● Aim:
Select from the data all lines with the word "Bilotti".

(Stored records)

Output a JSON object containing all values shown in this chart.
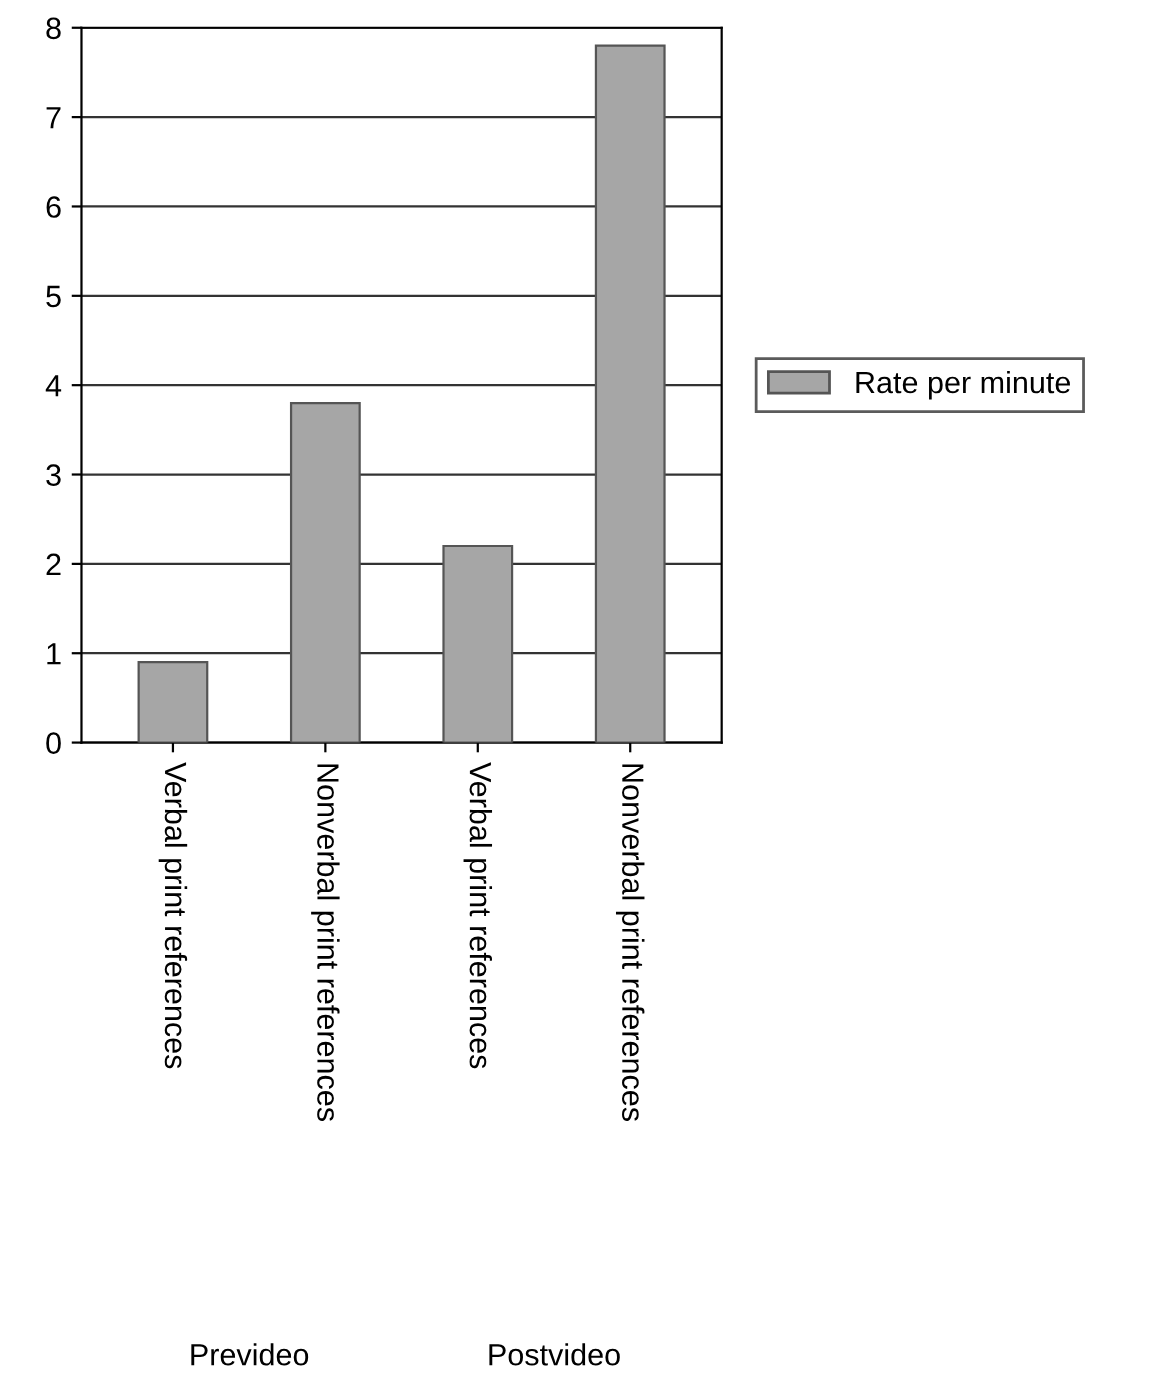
{
  "chart_data": {
    "type": "bar",
    "categories": [
      "Verbal print references",
      "Nonverbal print references",
      "Verbal print references",
      "Nonverbal print references"
    ],
    "series": [
      {
        "name": "Rate per minute",
        "color": "#a6a6a6",
        "values": [
          0.9,
          3.8,
          2.2,
          7.8
        ]
      }
    ],
    "ylim": [
      0,
      8
    ],
    "yticks": [
      0,
      1,
      2,
      3,
      4,
      5,
      6,
      7,
      8
    ],
    "grid": "y",
    "legend": "right",
    "annotations": [
      "Prevideo",
      "Postvideo"
    ]
  }
}
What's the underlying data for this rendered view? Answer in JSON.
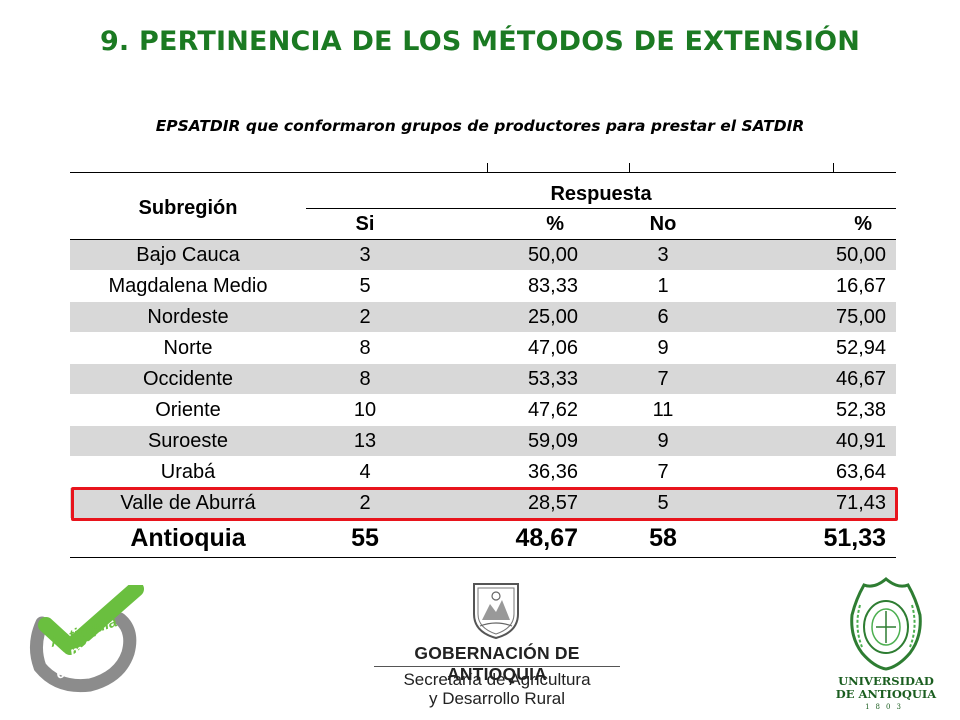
{
  "slide": {
    "title": "9. PERTINENCIA DE LOS MÉTODOS DE EXTENSIÓN",
    "subtitle": "EPSATDIR que conformaron grupos de productores para prestar el SATDIR"
  },
  "table": {
    "header_subregion": "Subregión",
    "header_respuesta": "Respuesta",
    "columns": [
      "Si",
      "%",
      "No",
      "%"
    ],
    "rows": [
      {
        "name": "Bajo Cauca",
        "si": "3",
        "pct_si": "50,00",
        "no": "3",
        "pct_no": "50,00"
      },
      {
        "name": "Magdalena Medio",
        "si": "5",
        "pct_si": "83,33",
        "no": "1",
        "pct_no": "16,67"
      },
      {
        "name": "Nordeste",
        "si": "2",
        "pct_si": "25,00",
        "no": "6",
        "pct_no": "75,00"
      },
      {
        "name": "Norte",
        "si": "8",
        "pct_si": "47,06",
        "no": "9",
        "pct_no": "52,94"
      },
      {
        "name": "Occidente",
        "si": "8",
        "pct_si": "53,33",
        "no": "7",
        "pct_no": "46,67"
      },
      {
        "name": "Oriente",
        "si": "10",
        "pct_si": "47,62",
        "no": "11",
        "pct_no": "52,38"
      },
      {
        "name": "Suroeste",
        "si": "13",
        "pct_si": "59,09",
        "no": "9",
        "pct_no": "40,91"
      },
      {
        "name": "Urabá",
        "si": "4",
        "pct_si": "36,36",
        "no": "7",
        "pct_no": "63,64"
      },
      {
        "name": "Valle de Aburrá",
        "si": "2",
        "pct_si": "28,57",
        "no": "5",
        "pct_no": "71,43"
      }
    ],
    "total": {
      "name": "Antioquia",
      "si": "55",
      "pct_si": "48,67",
      "no": "58",
      "pct_no": "51,33"
    },
    "highlighted_row": "Valle de Aburrá"
  },
  "logos": {
    "left": {
      "lines": [
        "Antioquia",
        "la más",
        "educada"
      ],
      "color": "#6abf3f"
    },
    "center": {
      "title": "GOBERNACIÓN DE ANTIOQUIA",
      "line1": "Secretaría de Agricultura",
      "line2": "y Desarrollo Rural"
    },
    "right": {
      "line1": "UNIVERSIDAD",
      "line2": "DE ANTIOQUIA",
      "year": "1803"
    }
  },
  "colors": {
    "title": "#1b7a22",
    "row_shade": "#d8d8d8",
    "highlight": "#e8141c"
  }
}
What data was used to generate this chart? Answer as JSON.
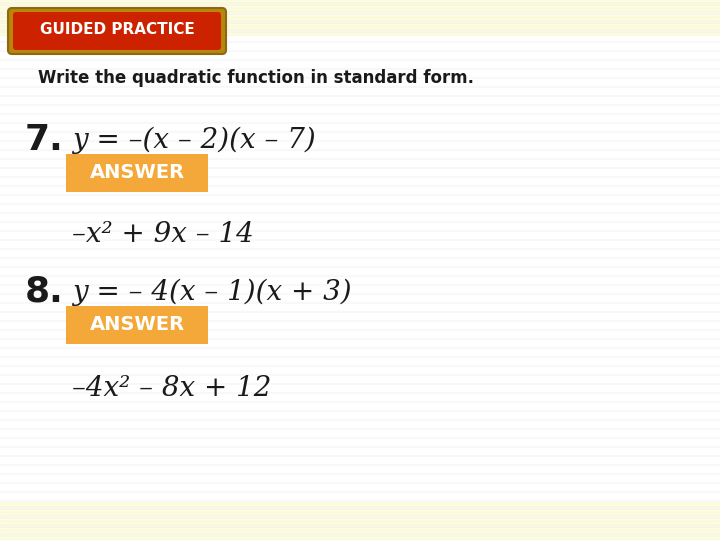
{
  "fig_width": 7.2,
  "fig_height": 5.4,
  "dpi": 100,
  "background_color": "#FFFFF0",
  "main_area_color": "#FFFFFF",
  "header_text": "GUIDED PRACTICE",
  "header_bg": "#CC2200",
  "header_border_outer": "#B8860B",
  "header_border_inner": "#8B1A00",
  "subtitle": "Write the quadratic function in standard form.",
  "problem7_number": "7.",
  "problem7_eq": "y = –(x – 2)(x – 7)",
  "answer_label": "ANSWER",
  "answer_bg": "#F4A83A",
  "answer7": "–x² + 9x – 14",
  "problem8_number": "8.",
  "problem8_eq": "y = – 4(x – 1)(x + 3)",
  "answer8": "–4x² – 8x + 12",
  "stripe_color_light": "#FAFAD2",
  "stripe_color_dark": "#F5F5DC",
  "border_stripe_color": "#F0F0A0",
  "text_color": "#1a1a1a"
}
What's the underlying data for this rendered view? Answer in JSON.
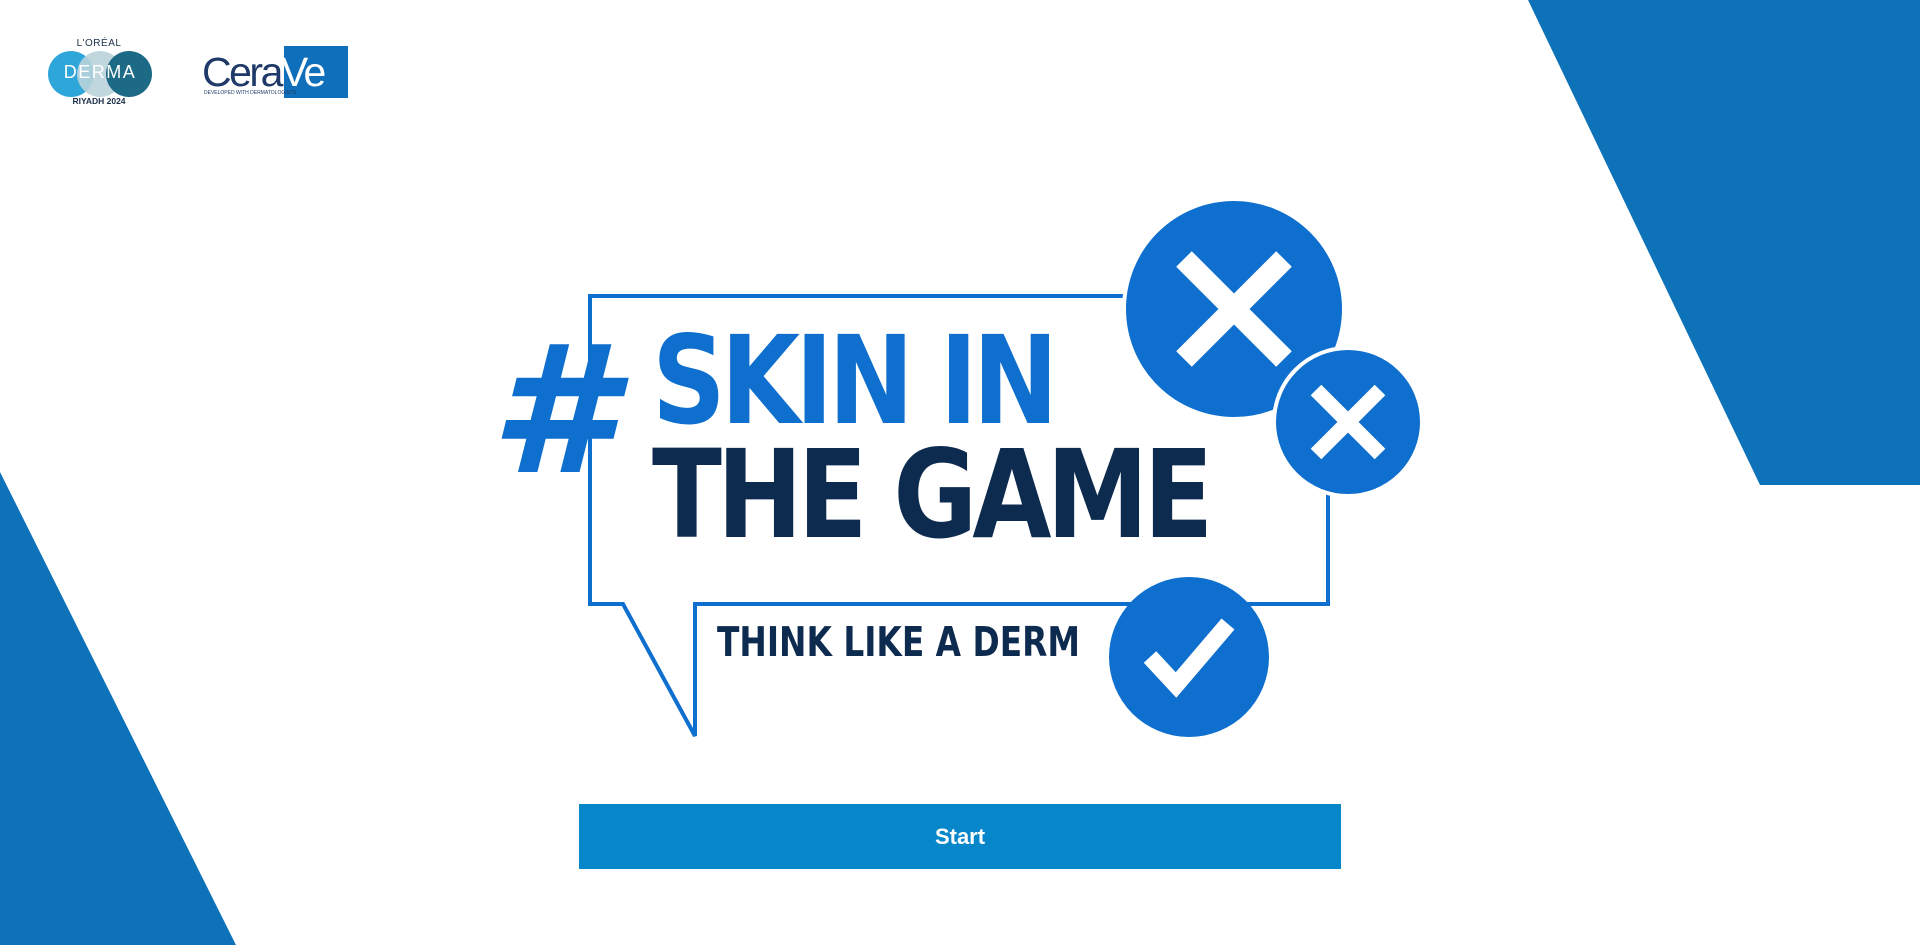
{
  "colors": {
    "background": "#ffffff",
    "decor_blue": "#0e72b8",
    "brand_blue": "#0f6fce",
    "navy": "#0d2a4f",
    "button_blue": "#0787c9",
    "button_text": "#ffffff"
  },
  "header": {
    "derma_logo": {
      "brand_top": "L'ORÉAL",
      "wordmark": "DERMA",
      "event": "RIYADH 2024"
    },
    "cerave_logo": {
      "wordmark_a": "Cera",
      "wordmark_b": "Ve",
      "tagline": "DEVELOPED WITH DERMATOLOGISTS"
    }
  },
  "hero": {
    "hashtag": "#",
    "line1": "SKIN IN",
    "line2": "THE GAME",
    "tagline": "THINK LIKE A DERM",
    "icons": [
      "x-mark-icon",
      "x-mark-icon",
      "check-mark-icon"
    ]
  },
  "actions": {
    "start_label": "Start"
  }
}
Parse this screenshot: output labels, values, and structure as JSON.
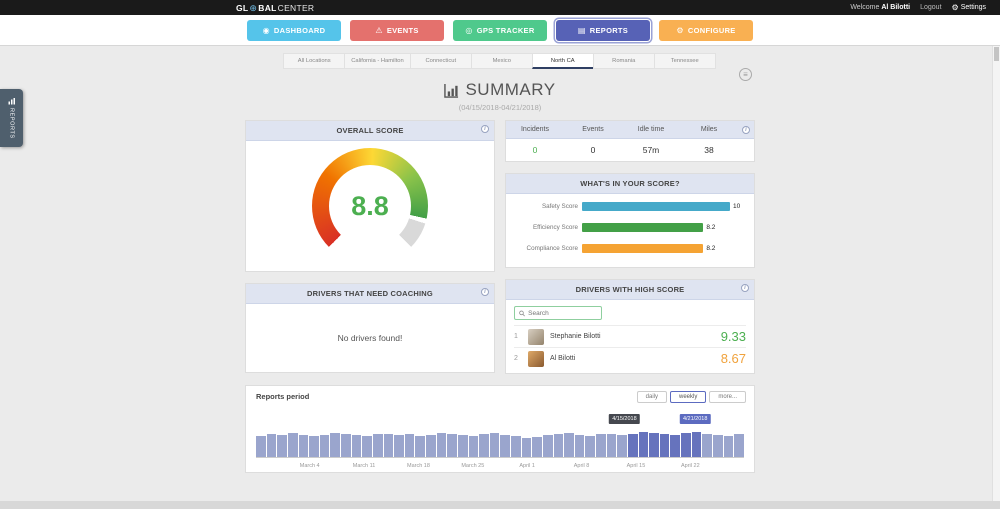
{
  "icons": {
    "info_glyph": "i",
    "gear_glyph": "⚙",
    "globe_glyph": "⊕",
    "menu_glyph": "≡"
  },
  "topbar": {
    "logo": {
      "prefix": "GL",
      "mid": "BAL",
      "suffix": "CENTER"
    },
    "welcome_prefix": "Welcome",
    "user_name": "Al Bilotti",
    "logout_label": "Logout",
    "settings_label": "Settings"
  },
  "nav": {
    "buttons": [
      {
        "label": "DASHBOARD",
        "icon": "dashboard",
        "glyph": "◉",
        "color": "#55c4ea",
        "active": false
      },
      {
        "label": "EVENTS",
        "icon": "warning",
        "glyph": "⚠",
        "color": "#e4716d",
        "active": false
      },
      {
        "label": "GPS TRACKER",
        "icon": "gps",
        "glyph": "◎",
        "color": "#4fc98c",
        "active": false
      },
      {
        "label": "REPORTS",
        "icon": "reports",
        "glyph": "▤",
        "color": "#5762b6",
        "active": true
      },
      {
        "label": "CONFIGURE",
        "icon": "configure",
        "glyph": "⚙",
        "color": "#f9b052",
        "active": false
      }
    ]
  },
  "tabs": {
    "items": [
      "All Locations",
      "California - Hamilton",
      "Connecticut",
      "Mexico",
      "North CA",
      "Romania",
      "Tennessee"
    ],
    "selected_index": 4
  },
  "side_tab": {
    "label": "REPORTS"
  },
  "page": {
    "title": "SUMMARY",
    "subtitle": "(04/15/2018-04/21/2018)"
  },
  "overall_score": {
    "title": "OVERALL SCORE",
    "value": "8.8",
    "value_color": "#4caf50"
  },
  "stats": {
    "columns": [
      {
        "header": "Incidents",
        "value": "0",
        "value_color": "#4caf50"
      },
      {
        "header": "Events",
        "value": "0",
        "value_color": "#333333"
      },
      {
        "header": "Idle time",
        "value": "57m",
        "value_color": "#333333"
      },
      {
        "header": "Miles",
        "value": "38",
        "value_color": "#333333"
      }
    ]
  },
  "score_card": {
    "title": "WHAT'S IN YOUR SCORE?"
  },
  "coaching": {
    "title": "DRIVERS THAT NEED COACHING",
    "empty_message": "No drivers found!"
  },
  "high_score": {
    "title": "DRIVERS WITH HIGH SCORE",
    "search_placeholder": "Search",
    "drivers": [
      {
        "rank": "1",
        "name": "Stephanie Bilotti",
        "score": "9.33",
        "score_color": "#4caf50",
        "avatar_colors": [
          "#d8cfc2",
          "#94846c"
        ]
      },
      {
        "rank": "2",
        "name": "Al Bilotti",
        "score": "8.67",
        "score_color": "#f0a23c",
        "avatar_colors": [
          "#dfa968",
          "#8a5a30"
        ]
      }
    ]
  },
  "reports_period": {
    "title": "Reports period",
    "range_buttons": [
      {
        "label": "daily",
        "active": false
      },
      {
        "label": "weekly",
        "active": true
      },
      {
        "label": "more...",
        "active": false
      }
    ],
    "tooltips": [
      {
        "text": "4/15/2018",
        "left_pct": 75.5,
        "bg": "#45484f"
      },
      {
        "text": "4/21/2018",
        "left_pct": 90,
        "bg": "#5c6bc0"
      }
    ]
  },
  "chart_data": [
    {
      "id": "overall_score_gauge",
      "type": "pie",
      "subtype": "gauge",
      "title": "Overall Score",
      "value": 8.8,
      "min": 0,
      "max": 10,
      "sweep_deg": 270,
      "color_stops": [
        "#d93025",
        "#f07300",
        "#fdd835",
        "#8bc34a",
        "#43a047"
      ],
      "track_color": "#d9d9d9",
      "value_label": "8.8"
    },
    {
      "id": "score_breakdown",
      "type": "bar",
      "orientation": "horizontal",
      "title": "What's in your score?",
      "categories": [
        "Safety Score",
        "Efficiency Score",
        "Compliance Score"
      ],
      "values": [
        10,
        8.2,
        8.2
      ],
      "value_labels": [
        "10",
        "8.2",
        "8.2"
      ],
      "colors": [
        "#45a9c9",
        "#43a047",
        "#f5a333"
      ],
      "xlim": [
        0,
        10
      ]
    },
    {
      "id": "reports_period_timeline",
      "type": "bar",
      "title": "Reports period",
      "x_tick_labels": [
        "March 4",
        "March 11",
        "March 18",
        "March 25",
        "April 1",
        "April 8",
        "April 15",
        "April 22"
      ],
      "values": [
        78,
        84,
        80,
        88,
        83,
        79,
        82,
        88,
        85,
        80,
        78,
        84,
        87,
        81,
        84,
        78,
        81,
        88,
        84,
        80,
        78,
        85,
        88,
        82,
        76,
        72,
        75,
        80,
        84,
        88,
        81,
        78,
        84,
        87,
        80,
        84,
        92,
        88,
        85,
        82,
        88,
        93,
        85,
        81,
        78,
        84
      ],
      "ylim": [
        0,
        100
      ],
      "selected_range_indices": [
        35,
        41
      ],
      "selected_range_dates": [
        "4/15/2018",
        "4/21/2018"
      ],
      "bar_color": "#9aa5cd",
      "selected_color": "#6673bd"
    }
  ]
}
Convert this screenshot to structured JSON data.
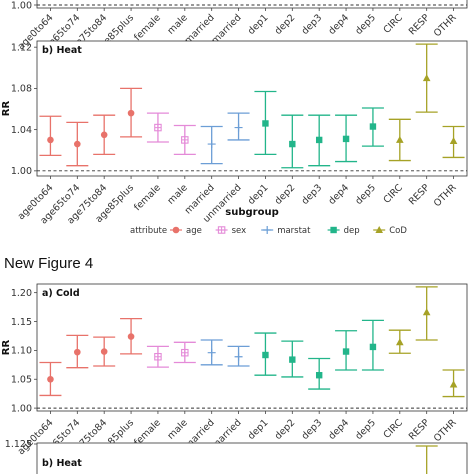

● In response:
    "user_name": "Al Bilotti",
        "name": "Stephanie Bilotti",
        "name": "Al Bilotti",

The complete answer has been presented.